### Given instruction
Collect the lines of the entries where "产品送货单" shows up.

### Records
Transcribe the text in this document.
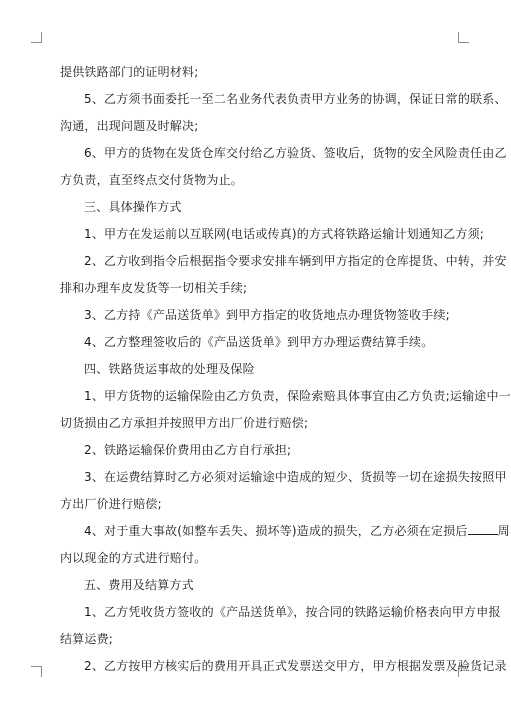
提供铁路部门的证明材料;
5、乙方须书面委托一至二名业务代表负责甲方业务的协调，保证日常的联系、
沟通，出现问题及时解决;
6、甲方的货物在发货仓库交付给乙方验货、签收后，货物的安全风险责任由乙
方负责，直至终点交付货物为止。
三、具体操作方式
1、甲方在发运前以互联网(电话或传真)的方式将铁路运输计划通知乙方须;
2、乙方收到指令后根据指令要求安排车辆到甲方指定的仓库提货、中转，并安
排和办理车皮发货等一切相关手续;
3、乙方持《产品送货单》到甲方指定的收货地点办理货物签收手续;
4、乙方整理签收后的《产品送货单》到甲方办理运费结算手续。
四、铁路货运事故的处理及保险
1、甲方货物的运输保险由乙方负责，保险索赔具体事宜由乙方负责;运输途中一
切货损由乙方承担并按照甲方出厂价进行赔偿;
2、铁路运输保价费用由乙方自行承担;
3、在运费结算时乙方必须对运输途中造成的短少、货损等一切在途损失按照甲
方出厂价进行赔偿;
4、对于重大事故(如整车丢失、损坏等)造成的损失，乙方必须在定损后	周
内以现金的方式进行赔付。
五、费用及结算方式
1、乙方凭收货方签收的《产品送货单》，按合同的铁路运输价格表向甲方申报
结算运费;
2、乙方按甲方核实后的费用开具正式发票送交甲方，甲方根据发票及验货记录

### Full solution
3、乙方持《产品送货单》到甲方指定的收货地点办理货物签收手续;
4、乙方整理签收后的《产品送货单》到甲方办理运费结算手续。
1、乙方凭收货方签收的《产品送货单》，按合同的铁路运输价格表向甲方申报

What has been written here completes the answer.